◆ EXCERPT TO READ
Support our Kickstarter

Wall of Color

Wall Sketchlp.jpg

Pocket Utopia is a collaborative art space, for which Fred Gutzeit has installed, a 58-foot installation that belongs to a series of works inspired bythe painter Lee Lozano (1930-1999).  Fred and Lee were friends during the 1960s peace and love era. Before Lozano famously made her exit from the art world, she left Gutzeit a notebook with the inscription "Love to Fred from Lee Lozano." Fast forward thirty years, Gutzeit picks up where the latter's Wave series left off. Given that Lozano prized the intertwining of Art and Self, "living her art" at all costs, the gifted notebook must be a momentous passing of a baton.

◆ INFORMATION SUPPLIED

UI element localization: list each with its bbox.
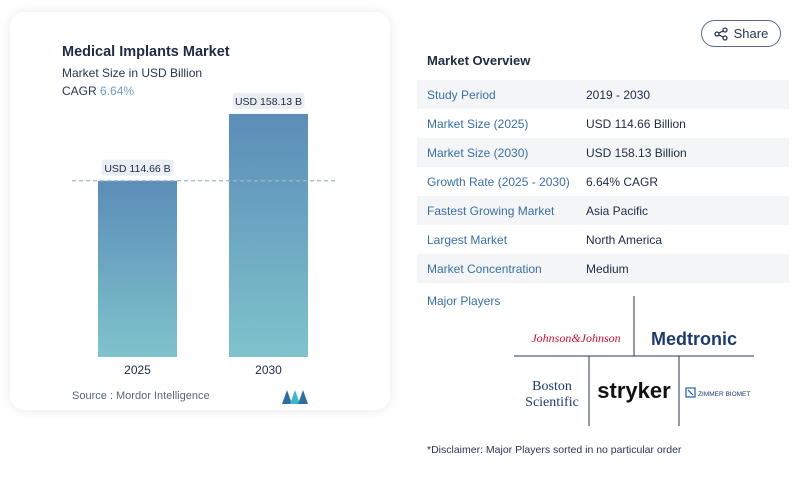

◆ INSTRUCTIONS
**a)** Duplicate the Wall of Color passage between "Wall Sketchlp.jpg" and "of a baton.", inclusive.
**b)** Answer these about the Wall of Color passage:
(i) How long is the installation Fred Gutzeit created for Pocket Utopia?
(ii) What inscription did Lozano write in the notebook she left Gutzeit?
(iii) Which of Lozano's series does Gutzeit pick up from?
Please leave the listing aside; it has no part in this work.

◆ EXERCISE RESULTS
**a)**
Wall Sketchlp.jpg

Pocket Utopia is a collaborative art space, for which Fred Gutzeit has installed, a 58-foot installation that belongs to a series of works inspired bythe painter Lee Lozano (1930-1999).  Fred and Lee were friends during the 1960s peace and love era. Before Lozano famously made her exit from the art world, she left Gutzeit a notebook with the inscription "Love to Fred from Lee Lozano." Fast forward thirty years, Gutzeit picks up where the latter's Wave series left off. Given that Lozano prized the intertwining of Art and Self, "living her art" at all costs, the gifted notebook must be a momentous passing of a baton.

**b)**
(i) 58 feet
(ii) "Love to Fred from Lee Lozano."
(iii) Her Wave series